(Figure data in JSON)
• • •

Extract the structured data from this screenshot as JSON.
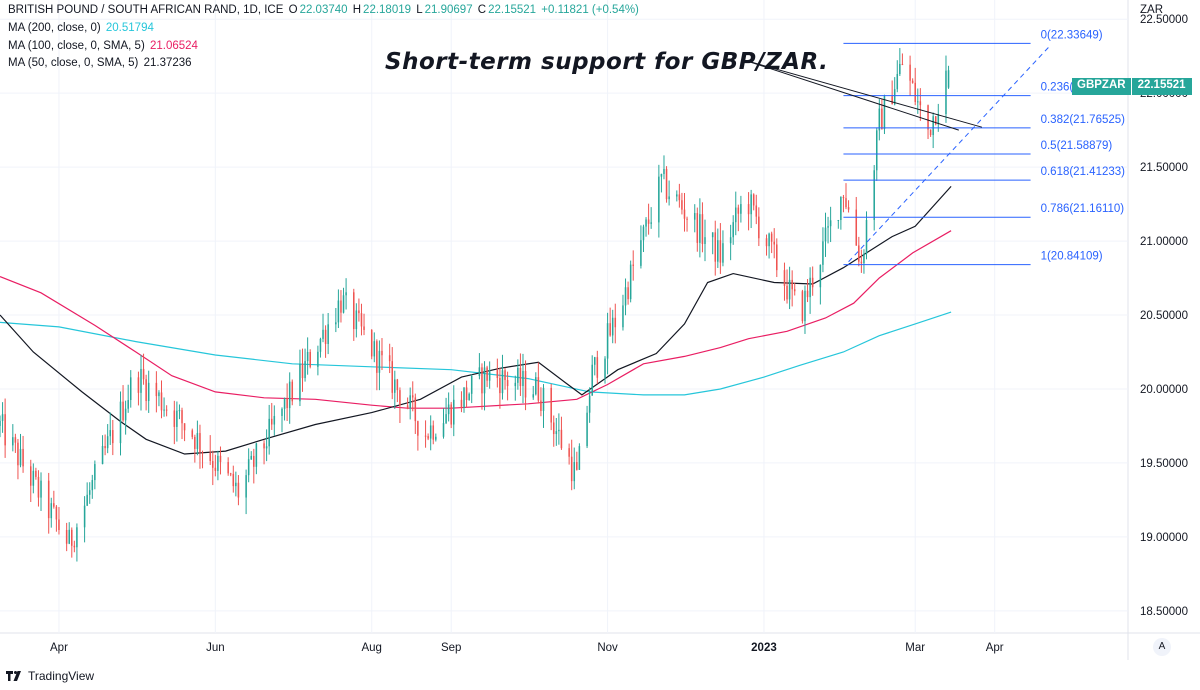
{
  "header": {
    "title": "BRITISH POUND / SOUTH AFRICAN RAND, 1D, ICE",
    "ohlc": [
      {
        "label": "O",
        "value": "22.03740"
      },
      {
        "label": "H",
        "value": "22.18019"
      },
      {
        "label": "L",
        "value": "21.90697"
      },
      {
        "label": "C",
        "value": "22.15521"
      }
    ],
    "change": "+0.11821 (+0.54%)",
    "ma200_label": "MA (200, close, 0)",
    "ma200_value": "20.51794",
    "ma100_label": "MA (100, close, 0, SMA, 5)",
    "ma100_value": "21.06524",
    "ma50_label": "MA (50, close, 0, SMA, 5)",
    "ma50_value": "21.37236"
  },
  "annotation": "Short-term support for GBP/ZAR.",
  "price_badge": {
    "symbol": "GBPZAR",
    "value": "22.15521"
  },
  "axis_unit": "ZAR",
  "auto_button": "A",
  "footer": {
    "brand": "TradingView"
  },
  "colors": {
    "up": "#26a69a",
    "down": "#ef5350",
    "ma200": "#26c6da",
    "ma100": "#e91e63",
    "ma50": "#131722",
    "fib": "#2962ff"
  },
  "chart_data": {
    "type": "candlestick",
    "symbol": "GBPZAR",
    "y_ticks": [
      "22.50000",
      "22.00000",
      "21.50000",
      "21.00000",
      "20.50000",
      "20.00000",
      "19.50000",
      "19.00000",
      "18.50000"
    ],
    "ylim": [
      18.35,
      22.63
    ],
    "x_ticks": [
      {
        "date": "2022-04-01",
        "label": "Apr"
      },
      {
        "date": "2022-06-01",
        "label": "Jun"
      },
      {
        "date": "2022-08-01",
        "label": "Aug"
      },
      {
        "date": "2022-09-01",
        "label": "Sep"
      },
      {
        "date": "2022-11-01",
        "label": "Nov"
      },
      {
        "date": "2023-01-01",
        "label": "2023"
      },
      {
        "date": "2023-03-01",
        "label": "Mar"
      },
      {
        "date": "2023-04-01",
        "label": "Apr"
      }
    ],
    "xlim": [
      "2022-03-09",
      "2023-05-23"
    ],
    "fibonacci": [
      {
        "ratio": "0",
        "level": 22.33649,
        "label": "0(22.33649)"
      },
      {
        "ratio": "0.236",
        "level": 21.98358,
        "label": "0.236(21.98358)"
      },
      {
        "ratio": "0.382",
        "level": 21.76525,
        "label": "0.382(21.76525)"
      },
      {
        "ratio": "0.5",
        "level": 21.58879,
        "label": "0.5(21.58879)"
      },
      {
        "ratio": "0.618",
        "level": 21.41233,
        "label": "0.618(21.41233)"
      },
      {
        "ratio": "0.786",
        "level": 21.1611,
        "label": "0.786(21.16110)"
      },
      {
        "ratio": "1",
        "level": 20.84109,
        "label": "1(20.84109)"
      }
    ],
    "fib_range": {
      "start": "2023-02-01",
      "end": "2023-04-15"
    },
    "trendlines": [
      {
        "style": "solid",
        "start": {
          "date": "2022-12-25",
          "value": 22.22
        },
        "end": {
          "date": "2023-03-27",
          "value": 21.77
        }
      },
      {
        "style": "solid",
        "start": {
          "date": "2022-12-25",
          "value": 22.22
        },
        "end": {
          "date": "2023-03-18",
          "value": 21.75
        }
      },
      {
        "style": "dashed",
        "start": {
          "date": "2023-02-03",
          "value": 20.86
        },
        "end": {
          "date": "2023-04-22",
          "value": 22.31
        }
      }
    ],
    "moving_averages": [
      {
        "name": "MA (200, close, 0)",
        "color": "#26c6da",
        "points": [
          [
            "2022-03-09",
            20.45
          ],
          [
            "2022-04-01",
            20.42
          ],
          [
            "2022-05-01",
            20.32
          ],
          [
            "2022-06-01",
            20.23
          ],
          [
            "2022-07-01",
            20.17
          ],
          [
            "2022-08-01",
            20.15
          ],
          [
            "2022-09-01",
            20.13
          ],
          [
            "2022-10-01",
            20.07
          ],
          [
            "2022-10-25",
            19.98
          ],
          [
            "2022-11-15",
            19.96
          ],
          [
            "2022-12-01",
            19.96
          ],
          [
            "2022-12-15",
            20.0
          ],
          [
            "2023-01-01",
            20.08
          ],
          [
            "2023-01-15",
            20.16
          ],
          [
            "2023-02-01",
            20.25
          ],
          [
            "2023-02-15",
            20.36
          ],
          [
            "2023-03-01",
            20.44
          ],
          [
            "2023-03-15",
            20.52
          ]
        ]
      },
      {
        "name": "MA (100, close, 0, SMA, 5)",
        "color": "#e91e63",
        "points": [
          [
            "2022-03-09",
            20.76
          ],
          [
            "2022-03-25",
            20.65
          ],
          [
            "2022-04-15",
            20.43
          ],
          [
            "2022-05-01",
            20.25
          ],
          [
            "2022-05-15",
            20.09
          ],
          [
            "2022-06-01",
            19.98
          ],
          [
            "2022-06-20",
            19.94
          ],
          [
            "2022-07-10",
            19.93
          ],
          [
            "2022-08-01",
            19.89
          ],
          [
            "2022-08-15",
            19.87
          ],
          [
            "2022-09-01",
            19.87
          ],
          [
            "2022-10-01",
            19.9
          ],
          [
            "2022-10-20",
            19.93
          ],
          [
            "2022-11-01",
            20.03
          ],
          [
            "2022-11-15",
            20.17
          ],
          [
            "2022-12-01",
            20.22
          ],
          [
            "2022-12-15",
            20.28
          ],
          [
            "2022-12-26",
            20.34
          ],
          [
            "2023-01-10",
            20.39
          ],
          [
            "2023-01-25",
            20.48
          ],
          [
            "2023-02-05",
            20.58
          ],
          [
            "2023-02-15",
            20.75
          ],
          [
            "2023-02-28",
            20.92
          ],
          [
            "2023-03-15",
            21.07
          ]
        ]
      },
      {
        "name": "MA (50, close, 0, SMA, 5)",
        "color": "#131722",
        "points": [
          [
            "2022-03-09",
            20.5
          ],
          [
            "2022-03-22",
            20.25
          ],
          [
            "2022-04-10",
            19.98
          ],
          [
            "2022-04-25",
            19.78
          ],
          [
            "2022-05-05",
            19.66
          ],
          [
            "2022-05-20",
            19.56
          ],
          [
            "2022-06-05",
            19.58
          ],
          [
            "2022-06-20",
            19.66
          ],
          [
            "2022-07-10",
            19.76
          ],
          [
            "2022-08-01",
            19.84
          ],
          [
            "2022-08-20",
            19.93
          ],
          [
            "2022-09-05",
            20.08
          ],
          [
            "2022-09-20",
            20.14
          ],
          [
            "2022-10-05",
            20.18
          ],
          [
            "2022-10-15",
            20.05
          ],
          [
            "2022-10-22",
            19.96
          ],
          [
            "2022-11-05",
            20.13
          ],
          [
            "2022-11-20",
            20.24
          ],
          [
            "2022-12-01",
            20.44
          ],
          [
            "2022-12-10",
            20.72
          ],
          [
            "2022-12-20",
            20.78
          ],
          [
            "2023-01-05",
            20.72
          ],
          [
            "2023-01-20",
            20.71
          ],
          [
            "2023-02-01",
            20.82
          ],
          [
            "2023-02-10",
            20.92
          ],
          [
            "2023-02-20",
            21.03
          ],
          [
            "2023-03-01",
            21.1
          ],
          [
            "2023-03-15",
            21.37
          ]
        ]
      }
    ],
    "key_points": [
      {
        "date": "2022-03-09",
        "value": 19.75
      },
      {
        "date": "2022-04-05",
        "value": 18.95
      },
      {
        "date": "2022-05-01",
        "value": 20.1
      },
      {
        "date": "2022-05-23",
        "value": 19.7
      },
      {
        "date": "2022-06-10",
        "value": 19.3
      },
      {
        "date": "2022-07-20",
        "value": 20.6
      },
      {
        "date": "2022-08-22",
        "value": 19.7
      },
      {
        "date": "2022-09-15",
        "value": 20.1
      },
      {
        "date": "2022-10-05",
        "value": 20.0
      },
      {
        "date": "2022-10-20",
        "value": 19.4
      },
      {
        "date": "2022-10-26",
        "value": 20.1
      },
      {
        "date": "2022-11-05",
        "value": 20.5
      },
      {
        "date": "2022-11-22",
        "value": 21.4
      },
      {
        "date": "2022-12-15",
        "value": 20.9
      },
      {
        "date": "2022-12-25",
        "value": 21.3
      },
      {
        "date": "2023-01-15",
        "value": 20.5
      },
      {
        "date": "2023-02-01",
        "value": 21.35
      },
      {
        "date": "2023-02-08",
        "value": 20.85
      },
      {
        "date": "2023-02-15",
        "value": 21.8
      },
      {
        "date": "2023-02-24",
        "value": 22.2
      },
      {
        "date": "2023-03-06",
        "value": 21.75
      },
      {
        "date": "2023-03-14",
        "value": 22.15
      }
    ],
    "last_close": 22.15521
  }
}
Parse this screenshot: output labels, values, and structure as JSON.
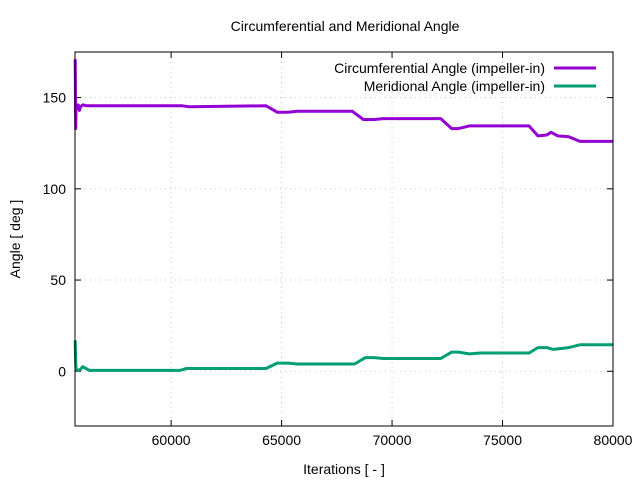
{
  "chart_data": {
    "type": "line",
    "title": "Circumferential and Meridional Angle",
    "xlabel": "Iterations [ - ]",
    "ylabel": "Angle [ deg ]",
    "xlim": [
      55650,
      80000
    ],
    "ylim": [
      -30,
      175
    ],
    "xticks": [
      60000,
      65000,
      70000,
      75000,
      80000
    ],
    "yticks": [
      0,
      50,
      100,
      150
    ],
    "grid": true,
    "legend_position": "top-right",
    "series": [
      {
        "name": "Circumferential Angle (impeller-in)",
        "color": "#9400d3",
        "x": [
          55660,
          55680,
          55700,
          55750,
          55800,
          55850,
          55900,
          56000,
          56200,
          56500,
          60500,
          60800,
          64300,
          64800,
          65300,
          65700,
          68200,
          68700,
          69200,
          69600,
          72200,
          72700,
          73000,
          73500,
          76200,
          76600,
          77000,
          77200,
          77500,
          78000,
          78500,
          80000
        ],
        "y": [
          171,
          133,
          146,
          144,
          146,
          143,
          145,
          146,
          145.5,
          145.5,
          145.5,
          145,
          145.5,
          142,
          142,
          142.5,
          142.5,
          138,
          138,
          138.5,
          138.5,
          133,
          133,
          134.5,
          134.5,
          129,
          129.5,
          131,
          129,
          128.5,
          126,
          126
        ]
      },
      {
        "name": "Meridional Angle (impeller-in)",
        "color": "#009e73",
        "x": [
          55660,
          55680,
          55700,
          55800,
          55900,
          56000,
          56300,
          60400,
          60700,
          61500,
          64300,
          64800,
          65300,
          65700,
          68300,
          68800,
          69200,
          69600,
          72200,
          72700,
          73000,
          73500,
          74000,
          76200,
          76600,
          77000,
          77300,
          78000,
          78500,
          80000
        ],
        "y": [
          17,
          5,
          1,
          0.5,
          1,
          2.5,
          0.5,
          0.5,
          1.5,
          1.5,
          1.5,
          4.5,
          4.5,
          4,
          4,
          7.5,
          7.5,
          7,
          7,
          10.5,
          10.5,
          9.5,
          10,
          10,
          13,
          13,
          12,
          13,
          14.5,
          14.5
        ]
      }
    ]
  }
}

• • •

Work required> Where a line above contains the string "this", copy that line.

Response to the task>
Extract the structured data from this screenshot as JSON.
Parse this screenshot: output labels, values, and structure as JSON.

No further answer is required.